TASK TO CARRY OUT
Copy every line of the records below where the word "title" occurs.

=== DATASET RECORDS ===

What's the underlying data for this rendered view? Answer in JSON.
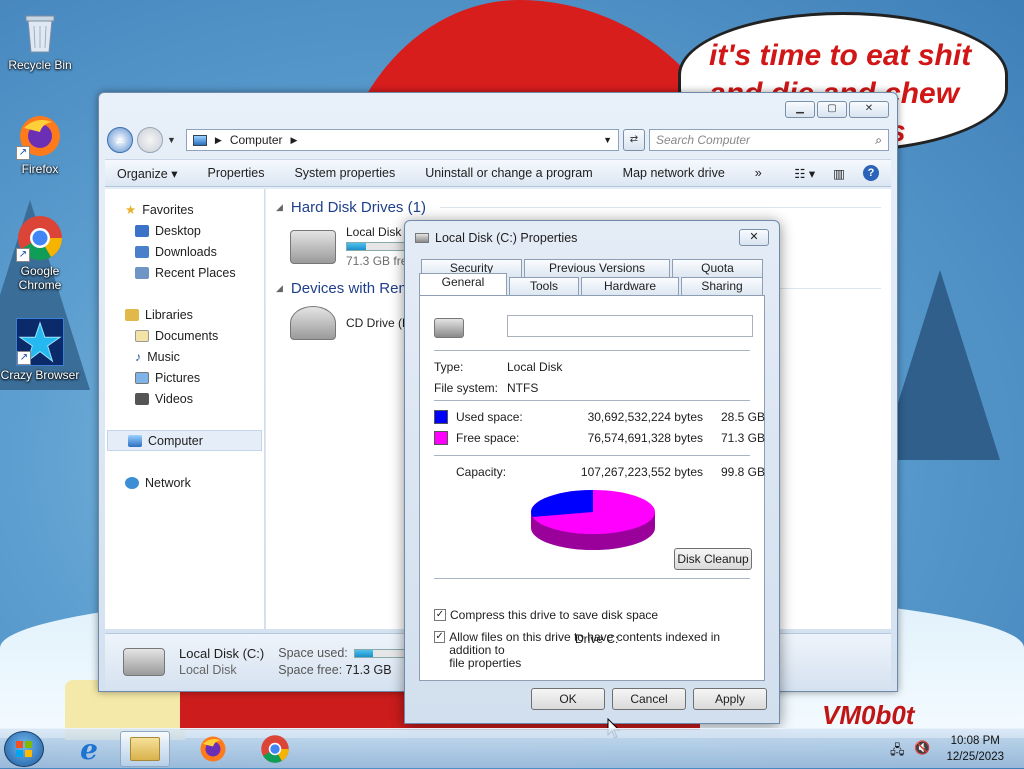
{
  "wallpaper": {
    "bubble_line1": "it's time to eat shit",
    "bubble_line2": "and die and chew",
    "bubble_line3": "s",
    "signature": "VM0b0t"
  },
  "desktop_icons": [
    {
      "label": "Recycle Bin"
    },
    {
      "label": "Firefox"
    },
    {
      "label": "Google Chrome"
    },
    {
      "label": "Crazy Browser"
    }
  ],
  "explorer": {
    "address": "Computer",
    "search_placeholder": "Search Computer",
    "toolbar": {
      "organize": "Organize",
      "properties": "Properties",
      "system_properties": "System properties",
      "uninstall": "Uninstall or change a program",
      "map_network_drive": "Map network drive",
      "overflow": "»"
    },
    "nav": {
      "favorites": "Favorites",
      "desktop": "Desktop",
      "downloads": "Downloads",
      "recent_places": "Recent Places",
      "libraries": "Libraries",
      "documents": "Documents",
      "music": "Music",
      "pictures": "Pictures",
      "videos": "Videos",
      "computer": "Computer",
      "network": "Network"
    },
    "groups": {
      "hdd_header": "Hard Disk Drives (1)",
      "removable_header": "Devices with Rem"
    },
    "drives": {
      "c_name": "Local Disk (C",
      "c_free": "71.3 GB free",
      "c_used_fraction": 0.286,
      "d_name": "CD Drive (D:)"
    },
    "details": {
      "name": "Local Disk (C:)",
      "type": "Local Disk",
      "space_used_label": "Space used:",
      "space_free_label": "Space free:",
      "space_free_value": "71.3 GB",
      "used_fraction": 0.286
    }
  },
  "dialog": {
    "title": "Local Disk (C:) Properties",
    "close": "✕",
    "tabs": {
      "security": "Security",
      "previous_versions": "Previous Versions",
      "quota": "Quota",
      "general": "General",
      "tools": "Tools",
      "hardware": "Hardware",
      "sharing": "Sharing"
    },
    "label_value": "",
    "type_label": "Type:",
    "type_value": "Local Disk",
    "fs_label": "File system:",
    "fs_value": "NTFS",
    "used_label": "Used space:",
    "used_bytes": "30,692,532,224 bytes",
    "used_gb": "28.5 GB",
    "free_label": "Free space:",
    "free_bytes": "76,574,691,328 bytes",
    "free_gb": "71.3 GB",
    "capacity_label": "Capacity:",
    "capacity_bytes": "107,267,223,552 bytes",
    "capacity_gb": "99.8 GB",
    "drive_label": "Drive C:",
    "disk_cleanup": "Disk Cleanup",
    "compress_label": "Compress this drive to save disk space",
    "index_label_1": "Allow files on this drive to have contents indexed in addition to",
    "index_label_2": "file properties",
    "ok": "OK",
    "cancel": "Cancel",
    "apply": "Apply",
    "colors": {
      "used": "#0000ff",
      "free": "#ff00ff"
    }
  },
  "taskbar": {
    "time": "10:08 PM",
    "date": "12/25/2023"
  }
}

===
=== DATASET RECORDS ===

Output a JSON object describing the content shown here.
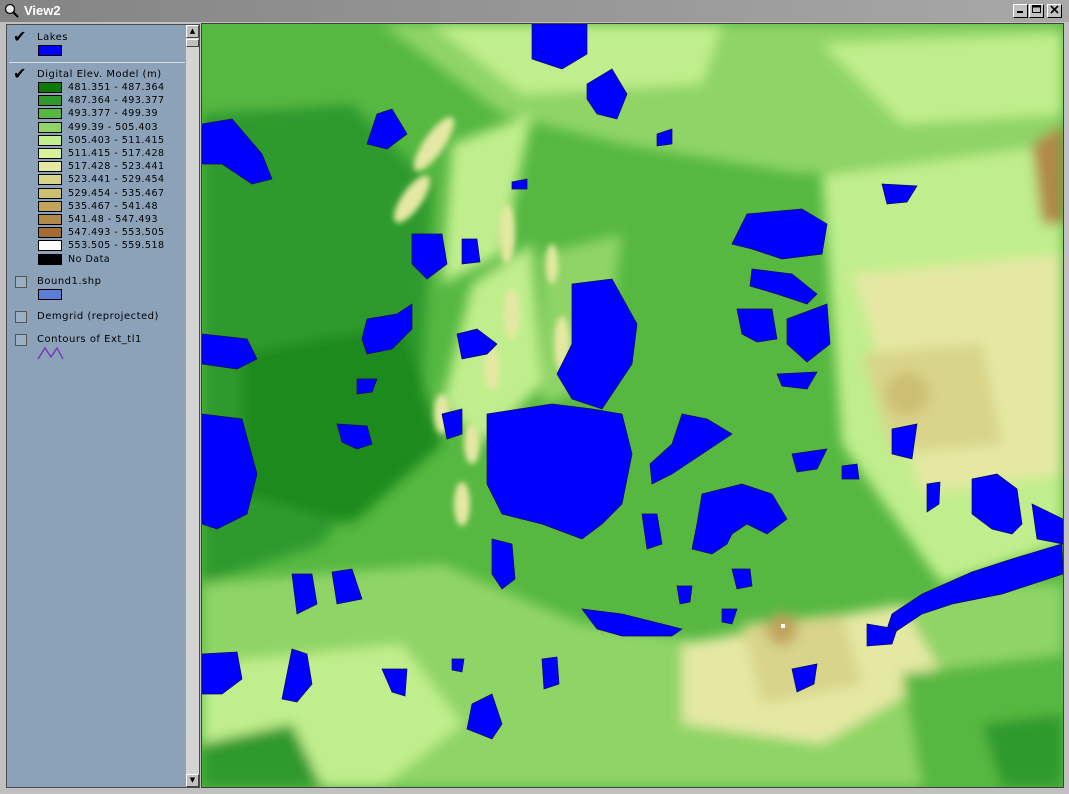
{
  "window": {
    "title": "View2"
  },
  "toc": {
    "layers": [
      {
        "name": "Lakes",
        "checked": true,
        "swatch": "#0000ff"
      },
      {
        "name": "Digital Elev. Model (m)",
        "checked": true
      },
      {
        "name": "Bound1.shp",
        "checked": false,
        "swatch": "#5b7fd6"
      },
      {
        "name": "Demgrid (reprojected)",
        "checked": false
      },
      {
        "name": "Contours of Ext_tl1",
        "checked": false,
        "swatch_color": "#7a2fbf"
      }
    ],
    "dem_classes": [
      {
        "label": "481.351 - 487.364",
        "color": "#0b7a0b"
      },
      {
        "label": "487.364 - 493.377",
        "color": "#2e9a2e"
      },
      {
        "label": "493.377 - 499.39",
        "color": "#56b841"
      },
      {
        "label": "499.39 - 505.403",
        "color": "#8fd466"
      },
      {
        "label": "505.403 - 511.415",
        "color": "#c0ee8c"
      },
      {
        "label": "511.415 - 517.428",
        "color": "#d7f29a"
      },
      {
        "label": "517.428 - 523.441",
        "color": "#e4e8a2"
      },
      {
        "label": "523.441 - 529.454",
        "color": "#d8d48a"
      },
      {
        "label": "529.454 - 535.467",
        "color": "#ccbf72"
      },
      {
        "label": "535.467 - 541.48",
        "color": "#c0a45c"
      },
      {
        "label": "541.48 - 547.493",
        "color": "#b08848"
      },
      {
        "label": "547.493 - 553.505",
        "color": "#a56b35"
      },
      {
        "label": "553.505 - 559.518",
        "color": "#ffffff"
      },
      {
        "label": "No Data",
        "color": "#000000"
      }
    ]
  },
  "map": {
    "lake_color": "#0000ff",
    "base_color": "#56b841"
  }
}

===

SOLUTION TO THIS EXERCISE
    "title": "Local Disk (C:) Properties",
    "title": "View2"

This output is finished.